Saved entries
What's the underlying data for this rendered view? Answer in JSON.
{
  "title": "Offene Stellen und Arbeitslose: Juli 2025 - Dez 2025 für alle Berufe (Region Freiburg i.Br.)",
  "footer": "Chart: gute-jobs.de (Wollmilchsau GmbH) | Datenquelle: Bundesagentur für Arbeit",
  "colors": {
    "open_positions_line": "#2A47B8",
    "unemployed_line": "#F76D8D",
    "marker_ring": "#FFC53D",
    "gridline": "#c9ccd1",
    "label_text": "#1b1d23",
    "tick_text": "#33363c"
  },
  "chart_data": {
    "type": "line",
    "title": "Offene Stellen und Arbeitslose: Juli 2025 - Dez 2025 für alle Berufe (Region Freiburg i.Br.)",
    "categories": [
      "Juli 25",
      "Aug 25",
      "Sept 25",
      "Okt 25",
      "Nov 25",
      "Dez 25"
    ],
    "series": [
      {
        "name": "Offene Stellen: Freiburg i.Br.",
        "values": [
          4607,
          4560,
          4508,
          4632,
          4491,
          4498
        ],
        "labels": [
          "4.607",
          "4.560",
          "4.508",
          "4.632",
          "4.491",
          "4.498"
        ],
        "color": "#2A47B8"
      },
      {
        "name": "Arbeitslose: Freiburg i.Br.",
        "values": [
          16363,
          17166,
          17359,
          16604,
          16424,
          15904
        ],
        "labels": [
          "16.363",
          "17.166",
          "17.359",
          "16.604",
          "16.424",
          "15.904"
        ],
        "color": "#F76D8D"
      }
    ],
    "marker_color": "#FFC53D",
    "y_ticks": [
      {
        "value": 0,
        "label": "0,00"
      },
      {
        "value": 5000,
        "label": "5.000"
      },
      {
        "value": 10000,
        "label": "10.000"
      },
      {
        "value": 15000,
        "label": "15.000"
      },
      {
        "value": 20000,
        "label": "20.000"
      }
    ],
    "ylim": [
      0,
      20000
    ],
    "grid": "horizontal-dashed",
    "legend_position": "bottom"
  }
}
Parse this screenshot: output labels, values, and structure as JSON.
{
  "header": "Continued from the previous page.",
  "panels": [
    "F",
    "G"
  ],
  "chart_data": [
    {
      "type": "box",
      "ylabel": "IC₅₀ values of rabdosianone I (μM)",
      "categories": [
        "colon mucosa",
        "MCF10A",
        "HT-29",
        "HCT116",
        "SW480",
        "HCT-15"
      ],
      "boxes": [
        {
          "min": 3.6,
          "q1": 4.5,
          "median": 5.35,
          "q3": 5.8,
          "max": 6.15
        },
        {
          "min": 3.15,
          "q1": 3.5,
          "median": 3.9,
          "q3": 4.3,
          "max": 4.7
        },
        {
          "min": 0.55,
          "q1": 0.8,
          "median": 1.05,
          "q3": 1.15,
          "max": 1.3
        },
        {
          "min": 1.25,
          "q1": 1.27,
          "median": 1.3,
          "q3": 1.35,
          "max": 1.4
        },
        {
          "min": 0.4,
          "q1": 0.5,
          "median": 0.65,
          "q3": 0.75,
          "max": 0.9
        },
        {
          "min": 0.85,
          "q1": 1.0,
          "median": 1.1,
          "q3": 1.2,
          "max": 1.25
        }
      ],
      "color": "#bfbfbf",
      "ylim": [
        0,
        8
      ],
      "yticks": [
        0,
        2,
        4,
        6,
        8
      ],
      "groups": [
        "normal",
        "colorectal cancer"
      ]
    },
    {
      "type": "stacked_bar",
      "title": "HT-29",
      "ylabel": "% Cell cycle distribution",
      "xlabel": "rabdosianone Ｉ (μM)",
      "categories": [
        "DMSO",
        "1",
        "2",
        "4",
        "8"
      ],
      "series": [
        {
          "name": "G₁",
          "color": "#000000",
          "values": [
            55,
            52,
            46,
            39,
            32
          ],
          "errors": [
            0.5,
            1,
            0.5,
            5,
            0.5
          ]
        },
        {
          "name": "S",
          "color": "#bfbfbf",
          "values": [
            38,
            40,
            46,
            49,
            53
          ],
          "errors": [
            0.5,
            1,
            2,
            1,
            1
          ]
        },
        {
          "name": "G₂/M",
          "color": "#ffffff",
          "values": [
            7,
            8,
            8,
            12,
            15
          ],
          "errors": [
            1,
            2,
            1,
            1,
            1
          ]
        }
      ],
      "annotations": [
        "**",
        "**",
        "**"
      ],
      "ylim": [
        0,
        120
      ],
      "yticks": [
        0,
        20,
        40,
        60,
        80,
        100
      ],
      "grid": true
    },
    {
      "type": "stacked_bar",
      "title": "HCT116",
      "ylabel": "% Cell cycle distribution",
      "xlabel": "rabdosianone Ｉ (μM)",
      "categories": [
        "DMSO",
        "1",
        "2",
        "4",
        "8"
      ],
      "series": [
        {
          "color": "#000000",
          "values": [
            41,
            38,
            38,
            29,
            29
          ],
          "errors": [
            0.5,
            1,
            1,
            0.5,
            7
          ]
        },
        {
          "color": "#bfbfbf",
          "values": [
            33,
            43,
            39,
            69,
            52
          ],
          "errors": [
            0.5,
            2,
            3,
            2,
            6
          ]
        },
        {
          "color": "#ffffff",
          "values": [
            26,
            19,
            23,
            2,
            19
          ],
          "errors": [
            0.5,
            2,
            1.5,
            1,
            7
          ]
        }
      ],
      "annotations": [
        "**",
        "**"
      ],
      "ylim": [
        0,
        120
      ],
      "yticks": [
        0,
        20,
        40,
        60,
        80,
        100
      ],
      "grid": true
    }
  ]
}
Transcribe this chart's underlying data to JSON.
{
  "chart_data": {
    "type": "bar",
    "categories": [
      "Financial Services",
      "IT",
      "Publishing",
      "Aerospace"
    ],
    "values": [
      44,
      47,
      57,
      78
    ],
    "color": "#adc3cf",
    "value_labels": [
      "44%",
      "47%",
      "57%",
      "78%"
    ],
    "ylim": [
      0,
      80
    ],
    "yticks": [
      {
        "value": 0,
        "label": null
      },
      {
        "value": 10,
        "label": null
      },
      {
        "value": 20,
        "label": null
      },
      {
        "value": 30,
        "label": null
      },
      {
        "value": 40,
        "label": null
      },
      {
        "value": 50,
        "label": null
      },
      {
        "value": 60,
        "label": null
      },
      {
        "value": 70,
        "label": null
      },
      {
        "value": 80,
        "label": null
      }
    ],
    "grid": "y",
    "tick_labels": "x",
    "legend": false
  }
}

▶ Goal
Type out the material again exactly as presented.

▶ Correct output
What's the underlying data for this rendered view? Answer in JSON.
{
  "title": "Offene Stellen und Arbeitslose: Juli 2025 - Dez 2025 für alle Berufe (Region Freiburg i.Br.)",
  "footer": "Chart: gute-jobs.de (Wollmilchsau GmbH) | Datenquelle: Bundesagentur für Arbeit",
  "colors": {
    "open_positions_line": "#2A47B8",
    "unemployed_line": "#F76D8D",
    "marker_ring": "#FFC53D",
    "gridline": "#c9ccd1",
    "label_text": "#1b1d23",
    "tick_text": "#33363c"
  },
  "chart_data": {
    "type": "line",
    "title": "Offene Stellen und Arbeitslose: Juli 2025 - Dez 2025 für alle Berufe (Region Freiburg i.Br.)",
    "categories": [
      "Juli 25",
      "Aug 25",
      "Sept 25",
      "Okt 25",
      "Nov 25",
      "Dez 25"
    ],
    "series": [
      {
        "name": "Offene Stellen: Freiburg i.Br.",
        "values": [
          4607,
          4560,
          4508,
          4632,
          4491,
          4498
        ],
        "labels": [
          "4.607",
          "4.560",
          "4.508",
          "4.632",
          "4.491",
          "4.498"
        ],
        "color": "#2A47B8"
      },
      {
        "name": "Arbeitslose: Freiburg i.Br.",
        "values": [
          16363,
          17166,
          17359,
          16604,
          16424,
          15904
        ],
        "labels": [
          "16.363",
          "17.166",
          "17.359",
          "16.604",
          "16.424",
          "15.904"
        ],
        "color": "#F76D8D"
      }
    ],
    "marker_color": "#FFC53D",
    "y_ticks": [
      {
        "value": 0,
        "label": "0,00"
      },
      {
        "value": 5000,
        "label": "5.000"
      },
      {
        "value": 10000,
        "label": "10.000"
      },
      {
        "value": 15000,
        "label": "15.000"
      },
      {
        "value": 20000,
        "label": "20.000"
      }
    ],
    "ylim": [
      0,
      20000
    ],
    "grid": "horizontal-dashed",
    "legend_position": "bottom"
  }
}
Parse this screenshot: output labels, values, and structure as JSON.
{
  "header": "Continued from the previous page.",
  "panels": [
    "F",
    "G"
  ],
  "chart_data": [
    {
      "type": "box",
      "ylabel": "IC₅₀ values of rabdosianone I (μM)",
      "categories": [
        "colon mucosa",
        "MCF10A",
        "HT-29",
        "HCT116",
        "SW480",
        "HCT-15"
      ],
      "boxes": [
        {
          "min": 3.6,
          "q1": 4.5,
          "median": 5.35,
          "q3": 5.8,
          "max": 6.15
        },
        {
          "min": 3.15,
          "q1": 3.5,
          "median": 3.9,
          "q3": 4.3,
          "max": 4.7
        },
        {
          "min": 0.55,
          "q1": 0.8,
          "median": 1.05,
          "q3": 1.15,
          "max": 1.3
        },
        {
          "min": 1.25,
          "q1": 1.27,
          "median": 1.3,
          "q3": 1.35,
          "max": 1.4
        },
        {
          "min": 0.4,
          "q1": 0.5,
          "median": 0.65,
          "q3": 0.75,
          "max": 0.9
        },
        {
          "min": 0.85,
          "q1": 1.0,
          "median": 1.1,
          "q3": 1.2,
          "max": 1.25
        }
      ],
      "color": "#bfbfbf",
      "ylim": [
        0,
        8
      ],
      "yticks": [
        0,
        2,
        4,
        6,
        8
      ],
      "groups": [
        "normal",
        "colorectal cancer"
      ]
    },
    {
      "type": "stacked_bar",
      "title": "HT-29",
      "ylabel": "% Cell cycle distribution",
      "xlabel": "rabdosianone Ｉ (μM)",
      "categories": [
        "DMSO",
        "1",
        "2",
        "4",
        "8"
      ],
      "series": [
        {
          "name": "G₁",
          "color": "#000000",
          "values": [
            55,
            52,
            46,
            39,
            32
          ],
          "errors": [
            0.5,
            1,
            0.5,
            5,
            0.5
          ]
        },
        {
          "name": "S",
          "color": "#bfbfbf",
          "values": [
            38,
            40,
            46,
            49,
            53
          ],
          "errors": [
            0.5,
            1,
            2,
            1,
            1
          ]
        },
        {
          "name": "G₂/M",
          "color": "#ffffff",
          "values": [
            7,
            8,
            8,
            12,
            15
          ],
          "errors": [
            1,
            2,
            1,
            1,
            1
          ]
        }
      ],
      "annotations": [
        "**",
        "**",
        "**"
      ],
      "ylim": [
        0,
        120
      ],
      "yticks": [
        0,
        20,
        40,
        60,
        80,
        100
      ],
      "grid": true
    },
    {
      "type": "stacked_bar",
      "title": "HCT116",
      "ylabel": "% Cell cycle distribution",
      "xlabel": "rabdosianone Ｉ (μM)",
      "categories": [
        "DMSO",
        "1",
        "2",
        "4",
        "8"
      ],
      "series": [
        {
          "color": "#000000",
          "values": [
            41,
            38,
            38,
            29,
            29
          ],
          "errors": [
            0.5,
            1,
            1,
            0.5,
            7
          ]
        },
        {
          "color": "#bfbfbf",
          "values": [
            33,
            43,
            39,
            69,
            52
          ],
          "errors": [
            0.5,
            2,
            3,
            2,
            6
          ]
        },
        {
          "color": "#ffffff",
          "values": [
            26,
            19,
            23,
            2,
            19
          ],
          "errors": [
            0.5,
            2,
            1.5,
            1,
            7
          ]
        }
      ],
      "annotations": [
        "**",
        "**"
      ],
      "ylim": [
        0,
        120
      ],
      "yticks": [
        0,
        20,
        40,
        60,
        80,
        100
      ],
      "grid": true
    }
  ]
}
Transcribe this chart's underlying data to JSON.
{
  "chart_data": {
    "type": "bar",
    "categories": [
      "Financial Services",
      "IT",
      "Publishing",
      "Aerospace"
    ],
    "values": [
      44,
      47,
      57,
      78
    ],
    "color": "#adc3cf",
    "value_labels": [
      "44%",
      "47%",
      "57%",
      "78%"
    ],
    "ylim": [
      0,
      80
    ],
    "yticks": [
      {
        "value": 0,
        "label": null
      },
      {
        "value": 10,
        "label": null
      },
      {
        "value": 20,
        "label": null
      },
      {
        "value": 30,
        "label": null
      },
      {
        "value": 40,
        "label": null
      },
      {
        "value": 50,
        "label": null
      },
      {
        "value": 60,
        "label": null
      },
      {
        "value": 70,
        "label": null
      },
      {
        "value": 80,
        "label": null
      }
    ],
    "grid": "y",
    "tick_labels": "x",
    "legend": false
  }
}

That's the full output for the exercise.